Stated goal - Could you recast every line of the entries below as a JSON list of strings, with one string per line and blank lines omitted?

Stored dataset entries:
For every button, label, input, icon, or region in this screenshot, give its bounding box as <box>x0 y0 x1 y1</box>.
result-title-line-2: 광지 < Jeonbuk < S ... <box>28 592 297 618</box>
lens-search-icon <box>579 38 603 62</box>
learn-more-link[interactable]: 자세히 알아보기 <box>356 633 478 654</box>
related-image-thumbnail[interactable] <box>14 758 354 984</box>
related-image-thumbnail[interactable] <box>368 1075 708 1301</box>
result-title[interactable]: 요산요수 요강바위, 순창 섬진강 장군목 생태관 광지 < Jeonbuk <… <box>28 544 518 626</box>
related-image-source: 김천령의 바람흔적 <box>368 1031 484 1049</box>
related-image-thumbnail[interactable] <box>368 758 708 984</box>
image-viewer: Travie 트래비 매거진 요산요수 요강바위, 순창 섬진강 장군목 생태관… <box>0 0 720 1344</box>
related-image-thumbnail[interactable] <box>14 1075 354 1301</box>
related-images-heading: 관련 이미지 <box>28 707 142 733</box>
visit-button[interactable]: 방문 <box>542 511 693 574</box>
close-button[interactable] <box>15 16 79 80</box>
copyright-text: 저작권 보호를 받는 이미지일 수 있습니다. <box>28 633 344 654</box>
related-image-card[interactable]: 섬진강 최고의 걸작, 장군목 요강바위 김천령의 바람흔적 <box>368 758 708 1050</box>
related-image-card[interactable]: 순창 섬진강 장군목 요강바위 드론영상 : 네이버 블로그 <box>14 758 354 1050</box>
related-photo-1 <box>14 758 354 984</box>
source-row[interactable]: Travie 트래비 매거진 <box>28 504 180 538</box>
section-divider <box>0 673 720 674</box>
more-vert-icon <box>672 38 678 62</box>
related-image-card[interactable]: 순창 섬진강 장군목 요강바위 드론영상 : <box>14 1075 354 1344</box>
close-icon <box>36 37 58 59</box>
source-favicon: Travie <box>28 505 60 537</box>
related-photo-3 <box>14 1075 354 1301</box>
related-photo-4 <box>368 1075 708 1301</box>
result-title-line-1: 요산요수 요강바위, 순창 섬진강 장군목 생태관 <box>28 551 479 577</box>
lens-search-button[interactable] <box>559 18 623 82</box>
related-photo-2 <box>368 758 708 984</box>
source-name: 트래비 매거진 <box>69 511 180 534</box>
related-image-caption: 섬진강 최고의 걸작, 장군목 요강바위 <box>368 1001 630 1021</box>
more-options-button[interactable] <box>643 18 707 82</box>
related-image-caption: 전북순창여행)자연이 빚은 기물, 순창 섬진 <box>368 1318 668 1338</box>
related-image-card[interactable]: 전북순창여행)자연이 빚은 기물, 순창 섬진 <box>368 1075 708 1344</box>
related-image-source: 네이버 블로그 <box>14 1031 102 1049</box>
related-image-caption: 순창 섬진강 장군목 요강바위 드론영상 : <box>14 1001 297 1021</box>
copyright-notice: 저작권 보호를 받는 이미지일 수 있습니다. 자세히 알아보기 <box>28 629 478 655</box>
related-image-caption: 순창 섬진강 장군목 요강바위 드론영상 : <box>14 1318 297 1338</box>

Result for this exercise -
[
  "For every button, label, input, icon, or region in this screenshot, give its bounding box as <box>x0 y0 x1 y1</box>.",
  "result-title-line-2: 광지 < Jeonbuk < S ... <box>28 592 297 618</box>",
  "lens-search-icon <box>579 38 603 62</box>",
  "learn-more-link[interactable]: 자세히 알아보기 <box>356 633 478 654</box>",
  "related-image-thumbnail[interactable] <box>14 758 354 984</box>",
  "related-image-thumbnail[interactable] <box>368 1075 708 1301</box>",
  "result-title[interactable]: 요산요수 요강바위, 순창 섬진강 장군목 생태관 광지 < Jeonbuk <… <box>28 544 518 626</box>",
  "related-image-source: 김천령의 바람흔적 <box>368 1031 484 1049</box>",
  "related-image-thumbnail[interactable] <box>368 758 708 984</box>",
  "image-viewer: Travie 트래비 매거진 요산요수 요강바위, 순창 섬진강 장군목 생태관… <box>0 0 720 1344</box>",
  "related-image-thumbnail[interactable] <box>14 1075 354 1301</box>",
  "related-images-heading: 관련 이미지 <box>28 707 142 733</box>",
  "visit-button[interactable]: 방문 <box>542 511 693 574</box>",
  "close-button[interactable] <box>15 16 79 80</box>",
  "copyright-text: 저작권 보호를 받는 이미지일 수 있습니다. <box>28 633 344 654</box>",
  "related-image-card[interactable]: 섬진강 최고의 걸작, 장군목 요강바위 김천령의 바람흔적 <box>368 758 708 1050</box>",
  "related-image-card[interactable]: 순창 섬진강 장군목 요강바위 드론영상 : 네이버 블로그 <box>14 758 354 1050</box>",
  "related-photo-1 <box>14 758 354 984</box>",
  "source-row[interactable]: Travie 트래비 매거진 <box>28 504 180 538</box>",
  "section-divider <box>0 673 720 674</box>",
  "more-vert-icon <box>672 38 678 62</box>",
  "related-image-card[interactable]: 순창 섬진강 장군목 요강바위 드론영상 : <box>14 1075 354 1344</box>",
  "close-icon <box>36 37 58 59</box>",
  "source-favicon: Travie <box>28 505 60 537</box>",
  "related-photo-3 <box>14 1075 354 1301</box>",
  "related-photo-4 <box>368 1075 708 1301</box>",
  "result-title-line-1: 요산요수 요강바위, 순창 섬진강 장군목 생태관 <box>28 551 479 577</box>",
  "lens-search-button[interactable] <box>559 18 623 82</box>",
  "related-photo-2 <box>368 758 708 984</box>",
  "source-name: 트래비 매거진 <box>69 511 180 534</box>",
  "related-image-caption: 섬진강 최고의 걸작, 장군목 요강바위 <box>368 1001 630 1021</box>",
  "more-options-button[interactable] <box>643 18 707 82</box>",
  "related-image-caption: 전북순창여행)자연이 빚은 기물, 순창 섬진 <box>368 1318 668 1338</box>",
  "related-image-card[interactable]: 전북순창여행)자연이 빚은 기물, 순창 섬진 <box>368 1075 708 1344</box>",
  "related-image-source: 네이버 블로그 <box>14 1031 102 1049</box>",
  "related-image-caption: 순창 섬진강 장군목 요강바위 드론영상 : <box>14 1001 297 1021</box>",
  "copyright-notice: 저작권 보호를 받는 이미지일 수 있습니다. 자세히 알아보기 <box>28 629 478 655</box>",
  "related-image-caption: 순창 섬진강 장군목 요강바위 드론영상 : <box>14 1318 297 1338</box>"
]